▶ REQUEST: Output the full listing word for word.
|---|
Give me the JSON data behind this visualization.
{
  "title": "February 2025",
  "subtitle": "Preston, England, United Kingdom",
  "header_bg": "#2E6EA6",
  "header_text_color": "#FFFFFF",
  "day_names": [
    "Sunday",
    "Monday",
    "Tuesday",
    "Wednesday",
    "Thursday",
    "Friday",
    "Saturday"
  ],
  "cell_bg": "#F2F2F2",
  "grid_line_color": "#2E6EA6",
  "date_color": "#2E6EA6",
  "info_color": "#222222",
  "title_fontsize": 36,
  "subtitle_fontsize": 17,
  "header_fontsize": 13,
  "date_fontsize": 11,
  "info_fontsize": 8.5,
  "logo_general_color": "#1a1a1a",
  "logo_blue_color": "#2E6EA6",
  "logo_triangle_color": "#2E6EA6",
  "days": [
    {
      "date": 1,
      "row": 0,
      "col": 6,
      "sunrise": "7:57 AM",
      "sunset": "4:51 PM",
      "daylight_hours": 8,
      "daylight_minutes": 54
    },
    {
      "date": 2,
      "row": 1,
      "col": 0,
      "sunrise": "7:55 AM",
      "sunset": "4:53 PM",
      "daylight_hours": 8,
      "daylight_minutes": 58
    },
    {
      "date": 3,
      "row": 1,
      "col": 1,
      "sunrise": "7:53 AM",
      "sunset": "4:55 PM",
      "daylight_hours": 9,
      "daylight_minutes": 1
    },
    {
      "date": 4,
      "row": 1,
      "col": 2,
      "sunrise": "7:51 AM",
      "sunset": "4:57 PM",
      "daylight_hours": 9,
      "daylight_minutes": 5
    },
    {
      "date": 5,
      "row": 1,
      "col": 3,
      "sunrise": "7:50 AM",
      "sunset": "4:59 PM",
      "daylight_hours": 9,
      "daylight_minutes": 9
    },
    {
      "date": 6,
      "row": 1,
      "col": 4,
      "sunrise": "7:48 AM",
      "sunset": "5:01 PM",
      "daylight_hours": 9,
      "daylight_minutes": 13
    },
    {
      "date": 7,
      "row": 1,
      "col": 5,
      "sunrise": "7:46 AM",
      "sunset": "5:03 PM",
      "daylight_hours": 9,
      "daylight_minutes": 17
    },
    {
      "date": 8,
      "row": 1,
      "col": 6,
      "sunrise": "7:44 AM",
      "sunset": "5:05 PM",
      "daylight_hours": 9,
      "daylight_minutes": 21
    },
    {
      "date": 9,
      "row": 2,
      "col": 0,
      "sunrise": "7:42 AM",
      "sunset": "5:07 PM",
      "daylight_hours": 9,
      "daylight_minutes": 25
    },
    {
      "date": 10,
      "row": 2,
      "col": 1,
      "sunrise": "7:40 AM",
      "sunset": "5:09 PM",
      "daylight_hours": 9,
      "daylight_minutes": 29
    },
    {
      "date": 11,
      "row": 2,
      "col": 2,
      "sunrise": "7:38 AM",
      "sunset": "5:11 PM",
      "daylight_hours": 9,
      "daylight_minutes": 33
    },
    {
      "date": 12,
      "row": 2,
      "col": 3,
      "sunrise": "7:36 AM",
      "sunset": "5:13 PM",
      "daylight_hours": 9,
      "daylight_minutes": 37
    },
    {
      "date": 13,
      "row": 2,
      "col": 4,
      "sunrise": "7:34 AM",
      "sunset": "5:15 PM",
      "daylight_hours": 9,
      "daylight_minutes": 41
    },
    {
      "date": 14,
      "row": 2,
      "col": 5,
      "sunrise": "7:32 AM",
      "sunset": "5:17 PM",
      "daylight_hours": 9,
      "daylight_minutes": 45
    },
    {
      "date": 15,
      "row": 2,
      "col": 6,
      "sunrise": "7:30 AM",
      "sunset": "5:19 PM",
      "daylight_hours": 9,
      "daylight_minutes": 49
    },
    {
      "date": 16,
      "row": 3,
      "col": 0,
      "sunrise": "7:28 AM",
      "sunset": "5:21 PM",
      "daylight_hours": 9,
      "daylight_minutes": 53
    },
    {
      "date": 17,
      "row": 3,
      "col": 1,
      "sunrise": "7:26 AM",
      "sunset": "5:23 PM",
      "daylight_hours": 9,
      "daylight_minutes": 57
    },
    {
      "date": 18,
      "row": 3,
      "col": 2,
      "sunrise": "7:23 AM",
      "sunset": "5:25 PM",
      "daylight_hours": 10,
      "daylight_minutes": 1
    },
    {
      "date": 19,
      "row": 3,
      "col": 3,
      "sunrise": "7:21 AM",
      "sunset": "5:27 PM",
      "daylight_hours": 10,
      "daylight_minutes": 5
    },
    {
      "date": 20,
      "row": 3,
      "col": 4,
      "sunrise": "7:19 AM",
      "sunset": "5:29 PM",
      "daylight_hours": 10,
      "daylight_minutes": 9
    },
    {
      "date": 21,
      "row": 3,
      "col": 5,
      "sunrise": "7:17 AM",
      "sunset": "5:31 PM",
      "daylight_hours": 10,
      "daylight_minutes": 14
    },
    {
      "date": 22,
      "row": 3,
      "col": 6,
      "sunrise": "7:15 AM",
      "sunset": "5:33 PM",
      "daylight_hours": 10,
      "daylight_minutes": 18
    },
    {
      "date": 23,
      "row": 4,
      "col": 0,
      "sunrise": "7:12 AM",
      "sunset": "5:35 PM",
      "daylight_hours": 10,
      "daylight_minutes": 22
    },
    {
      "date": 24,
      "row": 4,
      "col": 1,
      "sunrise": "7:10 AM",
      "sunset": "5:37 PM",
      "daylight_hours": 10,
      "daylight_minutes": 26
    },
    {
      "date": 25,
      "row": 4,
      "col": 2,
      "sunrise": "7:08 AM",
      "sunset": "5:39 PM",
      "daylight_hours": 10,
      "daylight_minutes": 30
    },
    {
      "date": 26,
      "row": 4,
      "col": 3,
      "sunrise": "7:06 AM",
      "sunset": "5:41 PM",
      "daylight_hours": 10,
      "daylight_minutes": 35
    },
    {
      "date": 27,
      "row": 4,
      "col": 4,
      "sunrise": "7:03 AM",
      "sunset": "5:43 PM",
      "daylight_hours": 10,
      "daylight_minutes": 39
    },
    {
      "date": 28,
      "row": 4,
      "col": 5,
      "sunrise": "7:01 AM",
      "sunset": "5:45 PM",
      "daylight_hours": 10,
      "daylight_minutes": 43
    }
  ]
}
|---|
▶ OUTPUT:
Give me the JSON data behind this visualization.
{
  "title": "February 2025",
  "subtitle": "Preston, England, United Kingdom",
  "header_bg": "#2E6EA6",
  "header_text_color": "#FFFFFF",
  "day_names": [
    "Sunday",
    "Monday",
    "Tuesday",
    "Wednesday",
    "Thursday",
    "Friday",
    "Saturday"
  ],
  "cell_bg": "#F2F2F2",
  "grid_line_color": "#2E6EA6",
  "date_color": "#2E6EA6",
  "info_color": "#222222",
  "title_fontsize": 36,
  "subtitle_fontsize": 17,
  "header_fontsize": 13,
  "date_fontsize": 11,
  "info_fontsize": 8.5,
  "logo_general_color": "#1a1a1a",
  "logo_blue_color": "#2E6EA6",
  "logo_triangle_color": "#2E6EA6",
  "days": [
    {
      "date": 1,
      "row": 0,
      "col": 6,
      "sunrise": "7:57 AM",
      "sunset": "4:51 PM",
      "daylight_hours": 8,
      "daylight_minutes": 54
    },
    {
      "date": 2,
      "row": 1,
      "col": 0,
      "sunrise": "7:55 AM",
      "sunset": "4:53 PM",
      "daylight_hours": 8,
      "daylight_minutes": 58
    },
    {
      "date": 3,
      "row": 1,
      "col": 1,
      "sunrise": "7:53 AM",
      "sunset": "4:55 PM",
      "daylight_hours": 9,
      "daylight_minutes": 1
    },
    {
      "date": 4,
      "row": 1,
      "col": 2,
      "sunrise": "7:51 AM",
      "sunset": "4:57 PM",
      "daylight_hours": 9,
      "daylight_minutes": 5
    },
    {
      "date": 5,
      "row": 1,
      "col": 3,
      "sunrise": "7:50 AM",
      "sunset": "4:59 PM",
      "daylight_hours": 9,
      "daylight_minutes": 9
    },
    {
      "date": 6,
      "row": 1,
      "col": 4,
      "sunrise": "7:48 AM",
      "sunset": "5:01 PM",
      "daylight_hours": 9,
      "daylight_minutes": 13
    },
    {
      "date": 7,
      "row": 1,
      "col": 5,
      "sunrise": "7:46 AM",
      "sunset": "5:03 PM",
      "daylight_hours": 9,
      "daylight_minutes": 17
    },
    {
      "date": 8,
      "row": 1,
      "col": 6,
      "sunrise": "7:44 AM",
      "sunset": "5:05 PM",
      "daylight_hours": 9,
      "daylight_minutes": 21
    },
    {
      "date": 9,
      "row": 2,
      "col": 0,
      "sunrise": "7:42 AM",
      "sunset": "5:07 PM",
      "daylight_hours": 9,
      "daylight_minutes": 25
    },
    {
      "date": 10,
      "row": 2,
      "col": 1,
      "sunrise": "7:40 AM",
      "sunset": "5:09 PM",
      "daylight_hours": 9,
      "daylight_minutes": 29
    },
    {
      "date": 11,
      "row": 2,
      "col": 2,
      "sunrise": "7:38 AM",
      "sunset": "5:11 PM",
      "daylight_hours": 9,
      "daylight_minutes": 33
    },
    {
      "date": 12,
      "row": 2,
      "col": 3,
      "sunrise": "7:36 AM",
      "sunset": "5:13 PM",
      "daylight_hours": 9,
      "daylight_minutes": 37
    },
    {
      "date": 13,
      "row": 2,
      "col": 4,
      "sunrise": "7:34 AM",
      "sunset": "5:15 PM",
      "daylight_hours": 9,
      "daylight_minutes": 41
    },
    {
      "date": 14,
      "row": 2,
      "col": 5,
      "sunrise": "7:32 AM",
      "sunset": "5:17 PM",
      "daylight_hours": 9,
      "daylight_minutes": 45
    },
    {
      "date": 15,
      "row": 2,
      "col": 6,
      "sunrise": "7:30 AM",
      "sunset": "5:19 PM",
      "daylight_hours": 9,
      "daylight_minutes": 49
    },
    {
      "date": 16,
      "row": 3,
      "col": 0,
      "sunrise": "7:28 AM",
      "sunset": "5:21 PM",
      "daylight_hours": 9,
      "daylight_minutes": 53
    },
    {
      "date": 17,
      "row": 3,
      "col": 1,
      "sunrise": "7:26 AM",
      "sunset": "5:23 PM",
      "daylight_hours": 9,
      "daylight_minutes": 57
    },
    {
      "date": 18,
      "row": 3,
      "col": 2,
      "sunrise": "7:23 AM",
      "sunset": "5:25 PM",
      "daylight_hours": 10,
      "daylight_minutes": 1
    },
    {
      "date": 19,
      "row": 3,
      "col": 3,
      "sunrise": "7:21 AM",
      "sunset": "5:27 PM",
      "daylight_hours": 10,
      "daylight_minutes": 5
    },
    {
      "date": 20,
      "row": 3,
      "col": 4,
      "sunrise": "7:19 AM",
      "sunset": "5:29 PM",
      "daylight_hours": 10,
      "daylight_minutes": 9
    },
    {
      "date": 21,
      "row": 3,
      "col": 5,
      "sunrise": "7:17 AM",
      "sunset": "5:31 PM",
      "daylight_hours": 10,
      "daylight_minutes": 14
    },
    {
      "date": 22,
      "row": 3,
      "col": 6,
      "sunrise": "7:15 AM",
      "sunset": "5:33 PM",
      "daylight_hours": 10,
      "daylight_minutes": 18
    },
    {
      "date": 23,
      "row": 4,
      "col": 0,
      "sunrise": "7:12 AM",
      "sunset": "5:35 PM",
      "daylight_hours": 10,
      "daylight_minutes": 22
    },
    {
      "date": 24,
      "row": 4,
      "col": 1,
      "sunrise": "7:10 AM",
      "sunset": "5:37 PM",
      "daylight_hours": 10,
      "daylight_minutes": 26
    },
    {
      "date": 25,
      "row": 4,
      "col": 2,
      "sunrise": "7:08 AM",
      "sunset": "5:39 PM",
      "daylight_hours": 10,
      "daylight_minutes": 30
    },
    {
      "date": 26,
      "row": 4,
      "col": 3,
      "sunrise": "7:06 AM",
      "sunset": "5:41 PM",
      "daylight_hours": 10,
      "daylight_minutes": 35
    },
    {
      "date": 27,
      "row": 4,
      "col": 4,
      "sunrise": "7:03 AM",
      "sunset": "5:43 PM",
      "daylight_hours": 10,
      "daylight_minutes": 39
    },
    {
      "date": 28,
      "row": 4,
      "col": 5,
      "sunrise": "7:01 AM",
      "sunset": "5:45 PM",
      "daylight_hours": 10,
      "daylight_minutes": 43
    }
  ]
}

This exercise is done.